* **STATED TASK**
Do not carry the pictures over; copy every other part of the entries exactly.

## START SUPPLIED DATA

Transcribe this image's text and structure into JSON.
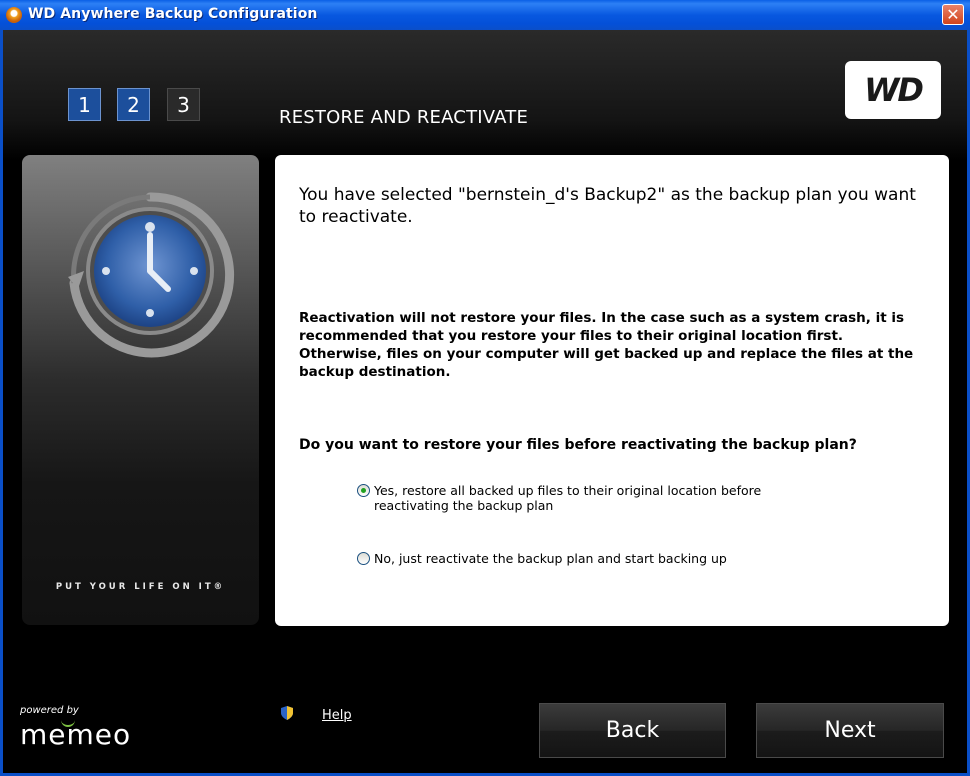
{
  "window": {
    "title": "WD Anywhere Backup Configuration",
    "close_glyph": "✕"
  },
  "steps": [
    {
      "label": "1",
      "state": "active"
    },
    {
      "label": "2",
      "state": "active"
    },
    {
      "label": "3",
      "state": "inactive"
    }
  ],
  "page_heading": "RESTORE AND REACTIVATE",
  "brand": {
    "logo_text": "WD",
    "tagline": "PUT YOUR LIFE ON IT®",
    "powered_by": "powered by",
    "vendor": "memeo"
  },
  "content": {
    "intro": "You have selected \"bernstein_d's Backup2\" as the backup plan you want to reactivate.",
    "warning": "Reactivation will not restore your files.  In the case such as a system crash, it is recommended that you restore your files to their original location first.  Otherwise, files on your computer will get backed up and replace the files at the backup destination.",
    "question": "Do you want to restore your files before reactivating the backup plan?",
    "options": [
      {
        "label": "Yes, restore all backed up files to their original location before reactivating the backup plan",
        "checked": true
      },
      {
        "label": "No, just reactivate the backup plan and start backing up",
        "checked": false
      }
    ]
  },
  "footer": {
    "help_label": "Help",
    "back_label": "Back",
    "next_label": "Next"
  },
  "colors": {
    "titlebar": "#0858e0",
    "step_active": "#1c4f9c",
    "radio_dot": "#21a121",
    "memeo_accent": "#7dc242"
  }
}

## END SUPPLIED DATA

* **ANSWER IN FULL**
Transcribe this image's text and structure into JSON.
{
  "window": {
    "title": "WD Anywhere Backup Configuration",
    "close_glyph": "✕"
  },
  "steps": [
    {
      "label": "1",
      "state": "active"
    },
    {
      "label": "2",
      "state": "active"
    },
    {
      "label": "3",
      "state": "inactive"
    }
  ],
  "page_heading": "RESTORE AND REACTIVATE",
  "brand": {
    "logo_text": "WD",
    "tagline": "PUT YOUR LIFE ON IT®",
    "powered_by": "powered by",
    "vendor": "memeo"
  },
  "content": {
    "intro": "You have selected \"bernstein_d's Backup2\" as the backup plan you want to reactivate.",
    "warning": "Reactivation will not restore your files.  In the case such as a system crash, it is recommended that you restore your files to their original location first.  Otherwise, files on your computer will get backed up and replace the files at the backup destination.",
    "question": "Do you want to restore your files before reactivating the backup plan?",
    "options": [
      {
        "label": "Yes, restore all backed up files to their original location before reactivating the backup plan",
        "checked": true
      },
      {
        "label": "No, just reactivate the backup plan and start backing up",
        "checked": false
      }
    ]
  },
  "footer": {
    "help_label": "Help",
    "back_label": "Back",
    "next_label": "Next"
  },
  "colors": {
    "titlebar": "#0858e0",
    "step_active": "#1c4f9c",
    "radio_dot": "#21a121",
    "memeo_accent": "#7dc242"
  }
}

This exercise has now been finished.